··· DATA TO PROCESS ···

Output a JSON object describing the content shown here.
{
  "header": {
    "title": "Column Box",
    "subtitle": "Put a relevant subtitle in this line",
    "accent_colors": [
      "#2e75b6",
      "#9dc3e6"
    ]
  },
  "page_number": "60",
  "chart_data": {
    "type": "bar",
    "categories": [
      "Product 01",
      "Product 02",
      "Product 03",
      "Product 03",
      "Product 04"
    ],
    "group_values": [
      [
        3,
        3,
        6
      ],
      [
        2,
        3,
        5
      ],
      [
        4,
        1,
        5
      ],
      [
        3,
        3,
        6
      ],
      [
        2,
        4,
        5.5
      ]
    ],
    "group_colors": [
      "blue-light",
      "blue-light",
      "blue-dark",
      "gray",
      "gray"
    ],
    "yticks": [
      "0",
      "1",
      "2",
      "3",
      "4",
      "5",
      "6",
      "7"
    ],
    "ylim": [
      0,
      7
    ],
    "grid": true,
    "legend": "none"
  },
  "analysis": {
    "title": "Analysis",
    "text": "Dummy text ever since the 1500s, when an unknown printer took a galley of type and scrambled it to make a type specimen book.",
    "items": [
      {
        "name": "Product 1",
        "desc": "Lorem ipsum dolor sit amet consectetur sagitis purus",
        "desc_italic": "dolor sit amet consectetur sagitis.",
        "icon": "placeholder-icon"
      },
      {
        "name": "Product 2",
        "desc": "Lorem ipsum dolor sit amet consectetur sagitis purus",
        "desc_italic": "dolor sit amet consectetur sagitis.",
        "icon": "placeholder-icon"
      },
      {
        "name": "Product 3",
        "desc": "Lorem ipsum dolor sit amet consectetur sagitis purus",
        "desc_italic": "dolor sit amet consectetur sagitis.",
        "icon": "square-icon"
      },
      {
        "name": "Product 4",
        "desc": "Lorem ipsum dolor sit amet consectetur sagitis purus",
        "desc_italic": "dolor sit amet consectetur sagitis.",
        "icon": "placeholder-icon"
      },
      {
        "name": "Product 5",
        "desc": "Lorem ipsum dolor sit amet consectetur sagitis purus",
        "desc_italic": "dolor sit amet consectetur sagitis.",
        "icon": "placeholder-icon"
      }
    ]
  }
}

···

■ TASK TO CARRY OUT: Output all of the data again. Match it exactly.

■ RESULT BELOW:
Output a JSON object describing the content shown here.
{
  "header": {
    "title": "Column Box",
    "subtitle": "Put a relevant subtitle in this line",
    "accent_colors": [
      "#2e75b6",
      "#9dc3e6"
    ]
  },
  "page_number": "60",
  "chart_data": {
    "type": "bar",
    "categories": [
      "Product 01",
      "Product 02",
      "Product 03",
      "Product 03",
      "Product 04"
    ],
    "group_values": [
      [
        3,
        3,
        6
      ],
      [
        2,
        3,
        5
      ],
      [
        4,
        1,
        5
      ],
      [
        3,
        3,
        6
      ],
      [
        2,
        4,
        5.5
      ]
    ],
    "group_colors": [
      "blue-light",
      "blue-light",
      "blue-dark",
      "gray",
      "gray"
    ],
    "yticks": [
      "0",
      "1",
      "2",
      "3",
      "4",
      "5",
      "6",
      "7"
    ],
    "ylim": [
      0,
      7
    ],
    "grid": true,
    "legend": "none"
  },
  "analysis": {
    "title": "Analysis",
    "text": "Dummy text ever since the 1500s, when an unknown printer took a galley of type and scrambled it to make a type specimen book.",
    "items": [
      {
        "name": "Product 1",
        "desc": "Lorem ipsum dolor sit amet consectetur sagitis purus",
        "desc_italic": "dolor sit amet consectetur sagitis.",
        "icon": "placeholder-icon"
      },
      {
        "name": "Product 2",
        "desc": "Lorem ipsum dolor sit amet consectetur sagitis purus",
        "desc_italic": "dolor sit amet consectetur sagitis.",
        "icon": "placeholder-icon"
      },
      {
        "name": "Product 3",
        "desc": "Lorem ipsum dolor sit amet consectetur sagitis purus",
        "desc_italic": "dolor sit amet consectetur sagitis.",
        "icon": "square-icon"
      },
      {
        "name": "Product 4",
        "desc": "Lorem ipsum dolor sit amet consectetur sagitis purus",
        "desc_italic": "dolor sit amet consectetur sagitis.",
        "icon": "placeholder-icon"
      },
      {
        "name": "Product 5",
        "desc": "Lorem ipsum dolor sit amet consectetur sagitis purus",
        "desc_italic": "dolor sit amet consectetur sagitis.",
        "icon": "placeholder-icon"
      }
    ]
  }
}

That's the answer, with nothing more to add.